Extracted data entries
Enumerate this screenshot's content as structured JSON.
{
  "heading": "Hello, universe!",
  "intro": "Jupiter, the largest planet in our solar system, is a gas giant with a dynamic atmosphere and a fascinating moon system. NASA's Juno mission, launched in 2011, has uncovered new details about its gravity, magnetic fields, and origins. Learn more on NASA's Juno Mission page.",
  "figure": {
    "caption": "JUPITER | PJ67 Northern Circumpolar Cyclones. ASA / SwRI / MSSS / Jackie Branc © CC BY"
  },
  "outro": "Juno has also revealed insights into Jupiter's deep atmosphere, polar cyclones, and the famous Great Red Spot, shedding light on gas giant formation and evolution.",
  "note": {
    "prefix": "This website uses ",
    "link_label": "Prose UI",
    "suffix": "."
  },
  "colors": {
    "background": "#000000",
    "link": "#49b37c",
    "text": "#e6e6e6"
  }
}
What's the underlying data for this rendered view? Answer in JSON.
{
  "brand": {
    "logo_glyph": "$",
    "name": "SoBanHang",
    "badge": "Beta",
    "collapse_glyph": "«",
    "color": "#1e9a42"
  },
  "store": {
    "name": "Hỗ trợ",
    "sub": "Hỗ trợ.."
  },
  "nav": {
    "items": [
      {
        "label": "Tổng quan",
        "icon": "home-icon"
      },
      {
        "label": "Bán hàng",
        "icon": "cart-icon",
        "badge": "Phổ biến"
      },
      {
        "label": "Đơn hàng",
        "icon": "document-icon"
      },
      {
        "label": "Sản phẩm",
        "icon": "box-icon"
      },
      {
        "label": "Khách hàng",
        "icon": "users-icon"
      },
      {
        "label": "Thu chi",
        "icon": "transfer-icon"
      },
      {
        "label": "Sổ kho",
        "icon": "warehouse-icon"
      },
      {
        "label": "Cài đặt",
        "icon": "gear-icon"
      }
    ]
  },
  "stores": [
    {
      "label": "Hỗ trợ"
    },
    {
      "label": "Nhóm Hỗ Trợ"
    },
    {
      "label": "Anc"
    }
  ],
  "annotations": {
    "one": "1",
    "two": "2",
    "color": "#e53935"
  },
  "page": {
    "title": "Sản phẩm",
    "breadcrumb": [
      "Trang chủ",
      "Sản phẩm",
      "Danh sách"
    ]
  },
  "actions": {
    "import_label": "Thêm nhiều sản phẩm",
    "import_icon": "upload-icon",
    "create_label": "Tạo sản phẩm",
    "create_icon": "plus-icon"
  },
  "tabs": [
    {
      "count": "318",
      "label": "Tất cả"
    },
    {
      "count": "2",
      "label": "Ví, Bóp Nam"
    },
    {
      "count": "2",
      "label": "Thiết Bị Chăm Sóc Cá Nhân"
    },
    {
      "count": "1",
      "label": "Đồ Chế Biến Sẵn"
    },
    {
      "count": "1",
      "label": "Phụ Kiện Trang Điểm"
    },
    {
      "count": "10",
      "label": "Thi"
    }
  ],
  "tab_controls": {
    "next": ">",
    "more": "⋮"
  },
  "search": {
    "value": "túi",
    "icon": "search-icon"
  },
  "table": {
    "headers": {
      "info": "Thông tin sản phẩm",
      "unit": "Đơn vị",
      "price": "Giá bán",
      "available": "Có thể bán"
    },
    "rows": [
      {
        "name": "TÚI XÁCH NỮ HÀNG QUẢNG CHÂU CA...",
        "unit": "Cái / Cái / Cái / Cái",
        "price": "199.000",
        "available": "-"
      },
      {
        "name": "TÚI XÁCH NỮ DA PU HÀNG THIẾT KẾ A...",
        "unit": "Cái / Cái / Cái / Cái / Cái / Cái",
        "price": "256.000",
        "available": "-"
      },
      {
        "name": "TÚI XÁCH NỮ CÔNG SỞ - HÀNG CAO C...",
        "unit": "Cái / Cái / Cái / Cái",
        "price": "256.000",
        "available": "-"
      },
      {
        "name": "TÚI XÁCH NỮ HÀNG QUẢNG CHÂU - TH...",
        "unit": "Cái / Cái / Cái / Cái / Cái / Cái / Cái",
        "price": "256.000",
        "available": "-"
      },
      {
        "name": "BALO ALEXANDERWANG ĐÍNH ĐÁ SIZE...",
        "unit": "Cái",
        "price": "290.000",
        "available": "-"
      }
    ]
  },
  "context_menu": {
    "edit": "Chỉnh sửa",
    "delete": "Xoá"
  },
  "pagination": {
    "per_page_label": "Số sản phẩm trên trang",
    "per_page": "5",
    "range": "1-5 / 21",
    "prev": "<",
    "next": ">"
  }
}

* INSTRUCTIONS FOR THE TASK *
From the listing above, pick out each line where the word "XÁCH" appears.

* WRITTEN SOLUTION *
        "name": "TÚI XÁCH NỮ HÀNG QUẢNG CHÂU CA...",
        "name": "TÚI XÁCH NỮ DA PU HÀNG THIẾT KẾ A...",
        "name": "TÚI XÁCH NỮ CÔNG SỞ - HÀNG CAO C...",
        "name": "TÚI XÁCH NỮ HÀNG QUẢNG CHÂU - TH...",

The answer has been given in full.